--- Document section ---

BEGIN

This is a labor intensive approach but it has advantages of permitting an inspection of the condition of the wall structure, checks for leaks, insect damage, rot, need for orther repairs or reinforcement, addition of electrical and plumbing lines if needed.

Leaks into a clapboard covered wall at 28 West St., Wappingers Falls NY (C) Daniel FriedmanIn my photo below I show not just the discovery of an improperly abandoned wood-stove flue pipe connection into a brich chimney (upper left in the photo) but also wood clapboards nailed directly to the wall studs of this 1865 home in Wappingers Falls, NY.

The walls of this home might have been brick-lined at some point but probably not. Someone had blown-in cellulose insulation, which I removed. Click to enlarge the image and you'll see the many water stains from rain that had entered this clapboard sheathed home's wall cavity.

Just adding insulation into the wall means having wet insulation after the next wind-driven rainstorm.

But in a gut renovation to add insulation to a brick lined wall by removing the brick there are some things to watch out for.

1. Before removing bricks in a stud bay, inspect the studs for rot or insect or other damage.

The brick infill might actually be holding up the wall if the framing is damaged. In that case you'll need to support the top plate and replace bad studs, sills, and possibly to add let-in diagonal bracing.

2. When removing the brick look at the inside surface of the exterior wall for extent of water leakage.

Often brick lined walls were in homes built with diagonal stud bracing but no exterior sheathing, just the clapboards.

The bricks may have tolerated getting wet but fiberglass or open-celled foam do not like water (risking mold and other damage). In that case I would consider closed cell foam.

3. While the wall is open that's a great time to consider adding any necessary electrical circuits, such as to add receptacles.

An alternative approach to gutting the wall cavity is to leave everything in place and to laminate solid foam insulation on the interior walls, covering that with a new layer drywall.

In my opinion that ends up being just about as much work, as you have to build out trim around windows and doors, replace window and door trim, and you give up the advantages shown above.

END

--- Data to examine ---
BEGIN

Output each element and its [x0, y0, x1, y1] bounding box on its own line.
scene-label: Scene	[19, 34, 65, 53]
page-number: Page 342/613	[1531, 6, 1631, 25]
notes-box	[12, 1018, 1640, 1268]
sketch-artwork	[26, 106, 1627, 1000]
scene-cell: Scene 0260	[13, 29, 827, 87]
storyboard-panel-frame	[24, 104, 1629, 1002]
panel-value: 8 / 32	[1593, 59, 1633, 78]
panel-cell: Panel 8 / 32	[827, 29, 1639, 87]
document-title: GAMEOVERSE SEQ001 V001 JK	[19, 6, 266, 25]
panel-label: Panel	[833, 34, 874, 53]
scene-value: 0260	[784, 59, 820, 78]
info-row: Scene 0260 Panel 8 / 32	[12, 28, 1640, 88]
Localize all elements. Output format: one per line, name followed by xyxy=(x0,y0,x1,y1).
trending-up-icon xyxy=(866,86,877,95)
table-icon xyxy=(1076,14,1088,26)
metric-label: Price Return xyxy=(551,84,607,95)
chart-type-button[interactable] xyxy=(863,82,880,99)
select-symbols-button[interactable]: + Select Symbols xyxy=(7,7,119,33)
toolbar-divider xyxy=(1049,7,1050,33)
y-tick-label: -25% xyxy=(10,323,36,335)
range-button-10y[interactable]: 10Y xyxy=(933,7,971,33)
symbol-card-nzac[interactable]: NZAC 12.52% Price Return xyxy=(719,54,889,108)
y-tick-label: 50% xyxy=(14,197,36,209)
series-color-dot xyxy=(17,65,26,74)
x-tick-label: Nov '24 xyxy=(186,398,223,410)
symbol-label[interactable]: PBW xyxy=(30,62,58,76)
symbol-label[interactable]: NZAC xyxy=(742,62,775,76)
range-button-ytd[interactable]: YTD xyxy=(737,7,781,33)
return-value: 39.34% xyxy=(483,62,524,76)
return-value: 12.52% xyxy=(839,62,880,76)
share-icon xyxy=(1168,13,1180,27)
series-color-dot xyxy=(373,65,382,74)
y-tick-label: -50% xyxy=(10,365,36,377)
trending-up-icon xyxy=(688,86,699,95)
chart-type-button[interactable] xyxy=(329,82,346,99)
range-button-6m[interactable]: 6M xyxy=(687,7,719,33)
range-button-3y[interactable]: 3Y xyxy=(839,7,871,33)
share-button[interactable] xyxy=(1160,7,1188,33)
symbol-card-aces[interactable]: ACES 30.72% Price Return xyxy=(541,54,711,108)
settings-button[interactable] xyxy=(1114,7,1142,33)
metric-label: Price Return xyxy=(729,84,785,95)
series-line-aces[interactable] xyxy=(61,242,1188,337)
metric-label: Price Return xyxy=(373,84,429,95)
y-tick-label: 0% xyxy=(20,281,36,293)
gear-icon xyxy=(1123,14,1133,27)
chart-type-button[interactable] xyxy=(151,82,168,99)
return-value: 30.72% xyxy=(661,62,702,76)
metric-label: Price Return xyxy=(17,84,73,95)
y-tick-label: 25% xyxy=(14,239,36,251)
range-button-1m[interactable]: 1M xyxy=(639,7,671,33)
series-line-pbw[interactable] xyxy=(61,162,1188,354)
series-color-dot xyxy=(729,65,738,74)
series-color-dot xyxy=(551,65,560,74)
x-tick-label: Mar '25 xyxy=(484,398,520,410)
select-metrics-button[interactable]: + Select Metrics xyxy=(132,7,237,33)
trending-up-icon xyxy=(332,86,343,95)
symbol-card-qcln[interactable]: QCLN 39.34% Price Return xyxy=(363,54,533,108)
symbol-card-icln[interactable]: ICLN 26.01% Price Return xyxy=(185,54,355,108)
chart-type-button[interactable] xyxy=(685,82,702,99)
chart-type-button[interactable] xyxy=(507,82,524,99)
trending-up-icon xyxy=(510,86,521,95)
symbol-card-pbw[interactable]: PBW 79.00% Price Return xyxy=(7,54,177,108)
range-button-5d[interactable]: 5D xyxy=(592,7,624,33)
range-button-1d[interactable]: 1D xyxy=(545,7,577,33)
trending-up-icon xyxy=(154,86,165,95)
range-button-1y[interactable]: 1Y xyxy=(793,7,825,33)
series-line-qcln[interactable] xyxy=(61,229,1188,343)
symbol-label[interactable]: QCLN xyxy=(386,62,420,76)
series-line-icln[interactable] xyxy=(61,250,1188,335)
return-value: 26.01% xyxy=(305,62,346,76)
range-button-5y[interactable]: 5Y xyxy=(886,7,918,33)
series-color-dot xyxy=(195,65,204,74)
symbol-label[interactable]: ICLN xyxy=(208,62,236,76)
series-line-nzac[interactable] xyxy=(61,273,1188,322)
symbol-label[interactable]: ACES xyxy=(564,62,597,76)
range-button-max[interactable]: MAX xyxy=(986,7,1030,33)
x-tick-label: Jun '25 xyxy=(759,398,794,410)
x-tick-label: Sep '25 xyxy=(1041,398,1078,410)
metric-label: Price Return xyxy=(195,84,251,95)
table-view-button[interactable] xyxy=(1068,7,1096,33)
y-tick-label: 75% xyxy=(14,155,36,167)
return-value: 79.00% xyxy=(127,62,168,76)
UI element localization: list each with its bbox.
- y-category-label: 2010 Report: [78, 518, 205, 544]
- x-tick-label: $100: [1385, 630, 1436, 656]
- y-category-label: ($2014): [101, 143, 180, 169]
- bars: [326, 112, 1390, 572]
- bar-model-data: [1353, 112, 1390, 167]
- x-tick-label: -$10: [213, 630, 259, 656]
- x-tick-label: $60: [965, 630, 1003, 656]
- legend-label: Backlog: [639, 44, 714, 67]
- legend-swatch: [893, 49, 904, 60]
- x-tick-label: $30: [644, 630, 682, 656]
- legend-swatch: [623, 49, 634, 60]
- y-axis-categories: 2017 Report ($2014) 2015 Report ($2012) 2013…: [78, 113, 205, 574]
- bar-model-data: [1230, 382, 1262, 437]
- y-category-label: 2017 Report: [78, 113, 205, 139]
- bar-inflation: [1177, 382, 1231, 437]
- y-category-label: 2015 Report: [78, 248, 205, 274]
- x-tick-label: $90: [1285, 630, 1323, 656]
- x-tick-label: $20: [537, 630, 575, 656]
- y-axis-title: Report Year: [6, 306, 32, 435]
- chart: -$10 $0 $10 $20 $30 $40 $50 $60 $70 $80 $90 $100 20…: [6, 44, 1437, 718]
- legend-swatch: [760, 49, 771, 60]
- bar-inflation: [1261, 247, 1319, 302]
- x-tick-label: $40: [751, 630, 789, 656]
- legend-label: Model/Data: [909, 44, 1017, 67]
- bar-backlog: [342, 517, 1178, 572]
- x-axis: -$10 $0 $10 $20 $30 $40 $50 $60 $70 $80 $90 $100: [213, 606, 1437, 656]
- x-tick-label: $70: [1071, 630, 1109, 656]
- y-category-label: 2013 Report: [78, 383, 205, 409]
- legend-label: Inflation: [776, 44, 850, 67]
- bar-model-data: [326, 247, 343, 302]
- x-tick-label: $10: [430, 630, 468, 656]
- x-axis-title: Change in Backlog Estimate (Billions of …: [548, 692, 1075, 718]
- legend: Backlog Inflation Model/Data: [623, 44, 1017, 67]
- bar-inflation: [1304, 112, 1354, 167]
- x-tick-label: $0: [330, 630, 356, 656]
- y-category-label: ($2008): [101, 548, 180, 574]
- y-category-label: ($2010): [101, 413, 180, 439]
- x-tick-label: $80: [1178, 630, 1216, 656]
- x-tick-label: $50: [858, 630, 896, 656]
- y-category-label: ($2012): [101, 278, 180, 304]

END

--- Exercise brief ---
In the passage about insulating brick-lined walls, reproduce word for word the section from "Leaks into a" to "next wind-driven rainstorm.".

--- Solution ---
Leaks into a clapboard covered wall at 28 West St., Wappingers Falls NY (C) Daniel FriedmanIn my photo below I show not just the discovery of an improperly abandoned wood-stove flue pipe connection into a brich chimney (upper left in the photo) but also wood clapboards nailed directly to the wall studs of this 1865 home in Wappingers Falls, NY.

The walls of this home might have been brick-lined at some point but probably not. Someone had blown-in cellulose insulation, which I removed. Click to enlarge the image and you'll see the many water stains from rain that had entered this clapboard sheathed home's wall cavity.

Just adding insulation into the wall means having wet insulation after the next wind-driven rainstorm.